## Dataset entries

* * * * * * * * *

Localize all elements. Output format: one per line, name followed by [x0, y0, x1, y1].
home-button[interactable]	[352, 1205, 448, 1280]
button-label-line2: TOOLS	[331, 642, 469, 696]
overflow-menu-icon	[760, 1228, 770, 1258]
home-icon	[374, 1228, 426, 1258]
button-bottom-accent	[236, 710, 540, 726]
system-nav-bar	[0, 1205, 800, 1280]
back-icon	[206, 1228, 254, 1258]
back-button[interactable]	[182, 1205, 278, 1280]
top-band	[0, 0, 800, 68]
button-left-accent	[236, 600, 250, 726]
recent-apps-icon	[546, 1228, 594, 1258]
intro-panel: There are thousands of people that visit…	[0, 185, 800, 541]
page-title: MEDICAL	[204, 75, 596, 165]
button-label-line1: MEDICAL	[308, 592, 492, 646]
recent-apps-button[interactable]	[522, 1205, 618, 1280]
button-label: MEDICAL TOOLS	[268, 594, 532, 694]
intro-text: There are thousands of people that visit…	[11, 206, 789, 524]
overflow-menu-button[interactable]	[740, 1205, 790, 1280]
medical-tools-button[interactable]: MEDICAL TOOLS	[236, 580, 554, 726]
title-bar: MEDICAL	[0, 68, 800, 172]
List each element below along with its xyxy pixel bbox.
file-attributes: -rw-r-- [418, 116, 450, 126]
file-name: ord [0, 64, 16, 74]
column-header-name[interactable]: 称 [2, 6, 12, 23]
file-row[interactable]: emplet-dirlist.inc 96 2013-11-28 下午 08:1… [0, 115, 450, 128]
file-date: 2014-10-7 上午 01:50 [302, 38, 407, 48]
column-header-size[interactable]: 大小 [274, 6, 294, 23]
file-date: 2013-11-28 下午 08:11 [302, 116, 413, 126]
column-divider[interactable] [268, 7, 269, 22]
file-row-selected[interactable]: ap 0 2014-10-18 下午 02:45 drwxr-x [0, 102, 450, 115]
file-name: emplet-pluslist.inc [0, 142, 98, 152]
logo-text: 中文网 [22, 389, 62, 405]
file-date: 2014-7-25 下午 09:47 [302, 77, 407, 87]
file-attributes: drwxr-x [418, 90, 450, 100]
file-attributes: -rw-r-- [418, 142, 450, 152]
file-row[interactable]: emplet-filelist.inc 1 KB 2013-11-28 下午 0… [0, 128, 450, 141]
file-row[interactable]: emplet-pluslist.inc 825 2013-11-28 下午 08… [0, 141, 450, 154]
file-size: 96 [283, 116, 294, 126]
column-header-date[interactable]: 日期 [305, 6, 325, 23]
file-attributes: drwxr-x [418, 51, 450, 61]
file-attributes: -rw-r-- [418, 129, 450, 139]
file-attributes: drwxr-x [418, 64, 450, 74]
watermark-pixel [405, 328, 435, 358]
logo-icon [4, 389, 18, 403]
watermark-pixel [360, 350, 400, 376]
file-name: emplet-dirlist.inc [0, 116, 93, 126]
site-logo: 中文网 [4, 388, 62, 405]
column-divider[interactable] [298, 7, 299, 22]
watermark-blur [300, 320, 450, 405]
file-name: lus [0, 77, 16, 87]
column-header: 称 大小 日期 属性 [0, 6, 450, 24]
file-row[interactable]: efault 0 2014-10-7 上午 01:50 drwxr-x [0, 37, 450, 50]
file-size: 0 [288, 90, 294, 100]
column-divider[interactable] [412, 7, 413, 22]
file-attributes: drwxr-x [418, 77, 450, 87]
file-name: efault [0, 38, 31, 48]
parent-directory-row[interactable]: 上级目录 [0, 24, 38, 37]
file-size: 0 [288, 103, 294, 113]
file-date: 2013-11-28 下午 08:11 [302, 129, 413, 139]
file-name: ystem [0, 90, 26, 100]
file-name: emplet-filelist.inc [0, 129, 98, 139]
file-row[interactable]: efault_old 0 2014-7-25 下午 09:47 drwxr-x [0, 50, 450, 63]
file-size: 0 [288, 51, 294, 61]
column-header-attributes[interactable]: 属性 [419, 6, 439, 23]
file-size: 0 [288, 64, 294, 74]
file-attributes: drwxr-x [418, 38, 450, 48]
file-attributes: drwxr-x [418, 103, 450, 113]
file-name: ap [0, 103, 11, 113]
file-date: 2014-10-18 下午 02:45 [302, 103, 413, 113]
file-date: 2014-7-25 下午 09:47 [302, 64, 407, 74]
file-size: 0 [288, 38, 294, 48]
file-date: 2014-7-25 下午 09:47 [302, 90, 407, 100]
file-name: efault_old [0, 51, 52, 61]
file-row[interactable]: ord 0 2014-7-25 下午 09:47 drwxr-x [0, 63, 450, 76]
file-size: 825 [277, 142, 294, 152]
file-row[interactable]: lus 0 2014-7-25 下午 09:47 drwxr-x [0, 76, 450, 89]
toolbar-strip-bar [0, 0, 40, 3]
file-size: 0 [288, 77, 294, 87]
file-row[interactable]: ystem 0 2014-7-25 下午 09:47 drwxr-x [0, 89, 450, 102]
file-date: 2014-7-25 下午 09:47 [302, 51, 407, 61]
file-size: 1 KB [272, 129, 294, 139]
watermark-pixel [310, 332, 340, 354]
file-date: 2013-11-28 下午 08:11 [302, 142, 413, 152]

* * * * * * * * *

## What is required
Edit the lines from the beginning of the entries through the line containing "75, 596, 165]", inclusive, and reproduce them with "top-band" replaced by "header-band" and everything else unchanged.

## Solution for this exercise
Localize all elements. Output format: one per line, name followed by [x0, y0, x1, y1].
home-button[interactable]	[352, 1205, 448, 1280]
button-label-line2: TOOLS	[331, 642, 469, 696]
overflow-menu-icon	[760, 1228, 770, 1258]
home-icon	[374, 1228, 426, 1258]
button-bottom-accent	[236, 710, 540, 726]
system-nav-bar	[0, 1205, 800, 1280]
back-icon	[206, 1228, 254, 1258]
back-button[interactable]	[182, 1205, 278, 1280]
header-band	[0, 0, 800, 68]
button-left-accent	[236, 600, 250, 726]
recent-apps-icon	[546, 1228, 594, 1258]
intro-panel: There are thousands of people that visit…	[0, 185, 800, 541]
page-title: MEDICAL	[204, 75, 596, 165]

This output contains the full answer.